_Work task_: Output the records that follow, keeping every line exactly as it is.
━━━━━━━━━━
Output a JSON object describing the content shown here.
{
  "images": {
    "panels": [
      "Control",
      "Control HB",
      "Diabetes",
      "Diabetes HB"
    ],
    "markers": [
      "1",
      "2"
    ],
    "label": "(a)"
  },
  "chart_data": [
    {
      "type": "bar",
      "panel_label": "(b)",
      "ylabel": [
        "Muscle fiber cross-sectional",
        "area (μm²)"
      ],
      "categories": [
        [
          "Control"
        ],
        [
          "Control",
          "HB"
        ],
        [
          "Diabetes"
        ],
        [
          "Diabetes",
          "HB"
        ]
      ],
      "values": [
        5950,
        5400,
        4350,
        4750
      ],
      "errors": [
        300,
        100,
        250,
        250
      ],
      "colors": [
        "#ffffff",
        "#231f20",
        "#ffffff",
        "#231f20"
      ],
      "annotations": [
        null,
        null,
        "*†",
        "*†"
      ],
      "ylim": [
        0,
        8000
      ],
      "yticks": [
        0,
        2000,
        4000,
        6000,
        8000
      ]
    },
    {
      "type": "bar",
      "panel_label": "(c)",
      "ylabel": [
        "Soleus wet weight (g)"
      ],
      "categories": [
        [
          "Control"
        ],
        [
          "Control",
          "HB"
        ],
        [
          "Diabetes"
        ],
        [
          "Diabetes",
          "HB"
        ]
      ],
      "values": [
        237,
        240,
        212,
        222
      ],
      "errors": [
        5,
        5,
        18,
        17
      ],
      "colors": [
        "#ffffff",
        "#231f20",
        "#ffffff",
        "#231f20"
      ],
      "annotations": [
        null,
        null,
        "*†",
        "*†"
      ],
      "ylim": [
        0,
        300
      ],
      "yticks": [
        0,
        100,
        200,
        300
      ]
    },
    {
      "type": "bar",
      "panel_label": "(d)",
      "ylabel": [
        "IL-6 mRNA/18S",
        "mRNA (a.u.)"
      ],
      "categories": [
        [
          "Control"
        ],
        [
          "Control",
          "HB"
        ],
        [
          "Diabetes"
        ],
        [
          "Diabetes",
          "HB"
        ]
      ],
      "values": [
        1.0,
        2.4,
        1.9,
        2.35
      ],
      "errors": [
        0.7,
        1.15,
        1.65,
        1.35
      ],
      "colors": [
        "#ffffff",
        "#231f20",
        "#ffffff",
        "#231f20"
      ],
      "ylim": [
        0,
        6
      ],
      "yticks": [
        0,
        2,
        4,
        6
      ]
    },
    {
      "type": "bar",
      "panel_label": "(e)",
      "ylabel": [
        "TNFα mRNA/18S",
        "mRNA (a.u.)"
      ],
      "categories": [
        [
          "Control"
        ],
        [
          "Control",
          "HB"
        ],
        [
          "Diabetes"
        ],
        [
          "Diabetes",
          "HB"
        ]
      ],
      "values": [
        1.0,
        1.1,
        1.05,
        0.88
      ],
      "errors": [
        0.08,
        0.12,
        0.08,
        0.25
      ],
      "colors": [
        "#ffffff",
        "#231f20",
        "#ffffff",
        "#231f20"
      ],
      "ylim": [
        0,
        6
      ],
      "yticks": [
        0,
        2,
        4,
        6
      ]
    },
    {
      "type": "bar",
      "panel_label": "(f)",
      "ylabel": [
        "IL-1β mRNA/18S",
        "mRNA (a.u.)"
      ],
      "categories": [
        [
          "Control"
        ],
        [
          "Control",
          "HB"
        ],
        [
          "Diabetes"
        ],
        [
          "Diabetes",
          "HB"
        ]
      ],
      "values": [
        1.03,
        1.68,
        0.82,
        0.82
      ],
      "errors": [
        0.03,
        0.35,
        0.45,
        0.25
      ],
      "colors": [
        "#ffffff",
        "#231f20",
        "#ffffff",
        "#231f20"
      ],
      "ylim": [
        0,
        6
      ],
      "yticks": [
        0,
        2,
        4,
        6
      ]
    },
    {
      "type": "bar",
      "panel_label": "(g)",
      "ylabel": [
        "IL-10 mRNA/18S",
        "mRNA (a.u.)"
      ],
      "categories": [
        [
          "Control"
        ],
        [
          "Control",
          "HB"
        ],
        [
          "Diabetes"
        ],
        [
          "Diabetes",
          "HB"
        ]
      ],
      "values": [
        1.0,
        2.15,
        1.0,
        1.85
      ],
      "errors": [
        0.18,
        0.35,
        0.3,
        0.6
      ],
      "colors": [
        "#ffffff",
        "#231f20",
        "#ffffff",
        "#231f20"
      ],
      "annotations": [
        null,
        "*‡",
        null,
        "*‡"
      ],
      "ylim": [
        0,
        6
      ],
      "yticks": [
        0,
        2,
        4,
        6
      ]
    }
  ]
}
━━━━━━━━━━
_Exercise solution_:
Output a JSON object describing the content shown here.
{
  "images": {
    "panels": [
      "Control",
      "Control HB",
      "Diabetes",
      "Diabetes HB"
    ],
    "markers": [
      "1",
      "2"
    ],
    "label": "(a)"
  },
  "chart_data": [
    {
      "type": "bar",
      "panel_label": "(b)",
      "ylabel": [
        "Muscle fiber cross-sectional",
        "area (μm²)"
      ],
      "categories": [
        [
          "Control"
        ],
        [
          "Control",
          "HB"
        ],
        [
          "Diabetes"
        ],
        [
          "Diabetes",
          "HB"
        ]
      ],
      "values": [
        5950,
        5400,
        4350,
        4750
      ],
      "errors": [
        300,
        100,
        250,
        250
      ],
      "colors": [
        "#ffffff",
        "#231f20",
        "#ffffff",
        "#231f20"
      ],
      "annotations": [
        null,
        null,
        "*†",
        "*†"
      ],
      "ylim": [
        0,
        8000
      ],
      "yticks": [
        0,
        2000,
        4000,
        6000,
        8000
      ]
    },
    {
      "type": "bar",
      "panel_label": "(c)",
      "ylabel": [
        "Soleus wet weight (g)"
      ],
      "categories": [
        [
          "Control"
        ],
        [
          "Control",
          "HB"
        ],
        [
          "Diabetes"
        ],
        [
          "Diabetes",
          "HB"
        ]
      ],
      "values": [
        237,
        240,
        212,
        222
      ],
      "errors": [
        5,
        5,
        18,
        17
      ],
      "colors": [
        "#ffffff",
        "#231f20",
        "#ffffff",
        "#231f20"
      ],
      "annotations": [
        null,
        null,
        "*†",
        "*†"
      ],
      "ylim": [
        0,
        300
      ],
      "yticks": [
        0,
        100,
        200,
        300
      ]
    },
    {
      "type": "bar",
      "panel_label": "(d)",
      "ylabel": [
        "IL-6 mRNA/18S",
        "mRNA (a.u.)"
      ],
      "categories": [
        [
          "Control"
        ],
        [
          "Control",
          "HB"
        ],
        [
          "Diabetes"
        ],
        [
          "Diabetes",
          "HB"
        ]
      ],
      "values": [
        1.0,
        2.4,
        1.9,
        2.35
      ],
      "errors": [
        0.7,
        1.15,
        1.65,
        1.35
      ],
      "colors": [
        "#ffffff",
        "#231f20",
        "#ffffff",
        "#231f20"
      ],
      "ylim": [
        0,
        6
      ],
      "yticks": [
        0,
        2,
        4,
        6
      ]
    },
    {
      "type": "bar",
      "panel_label": "(e)",
      "ylabel": [
        "TNFα mRNA/18S",
        "mRNA (a.u.)"
      ],
      "categories": [
        [
          "Control"
        ],
        [
          "Control",
          "HB"
        ],
        [
          "Diabetes"
        ],
        [
          "Diabetes",
          "HB"
        ]
      ],
      "values": [
        1.0,
        1.1,
        1.05,
        0.88
      ],
      "errors": [
        0.08,
        0.12,
        0.08,
        0.25
      ],
      "colors": [
        "#ffffff",
        "#231f20",
        "#ffffff",
        "#231f20"
      ],
      "ylim": [
        0,
        6
      ],
      "yticks": [
        0,
        2,
        4,
        6
      ]
    },
    {
      "type": "bar",
      "panel_label": "(f)",
      "ylabel": [
        "IL-1β mRNA/18S",
        "mRNA (a.u.)"
      ],
      "categories": [
        [
          "Control"
        ],
        [
          "Control",
          "HB"
        ],
        [
          "Diabetes"
        ],
        [
          "Diabetes",
          "HB"
        ]
      ],
      "values": [
        1.03,
        1.68,
        0.82,
        0.82
      ],
      "errors": [
        0.03,
        0.35,
        0.45,
        0.25
      ],
      "colors": [
        "#ffffff",
        "#231f20",
        "#ffffff",
        "#231f20"
      ],
      "ylim": [
        0,
        6
      ],
      "yticks": [
        0,
        2,
        4,
        6
      ]
    },
    {
      "type": "bar",
      "panel_label": "(g)",
      "ylabel": [
        "IL-10 mRNA/18S",
        "mRNA (a.u.)"
      ],
      "categories": [
        [
          "Control"
        ],
        [
          "Control",
          "HB"
        ],
        [
          "Diabetes"
        ],
        [
          "Diabetes",
          "HB"
        ]
      ],
      "values": [
        1.0,
        2.15,
        1.0,
        1.85
      ],
      "errors": [
        0.18,
        0.35,
        0.3,
        0.6
      ],
      "colors": [
        "#ffffff",
        "#231f20",
        "#ffffff",
        "#231f20"
      ],
      "annotations": [
        null,
        "*‡",
        null,
        "*‡"
      ],
      "ylim": [
        0,
        6
      ],
      "yticks": [
        0,
        2,
        4,
        6
      ]
    }
  ]
}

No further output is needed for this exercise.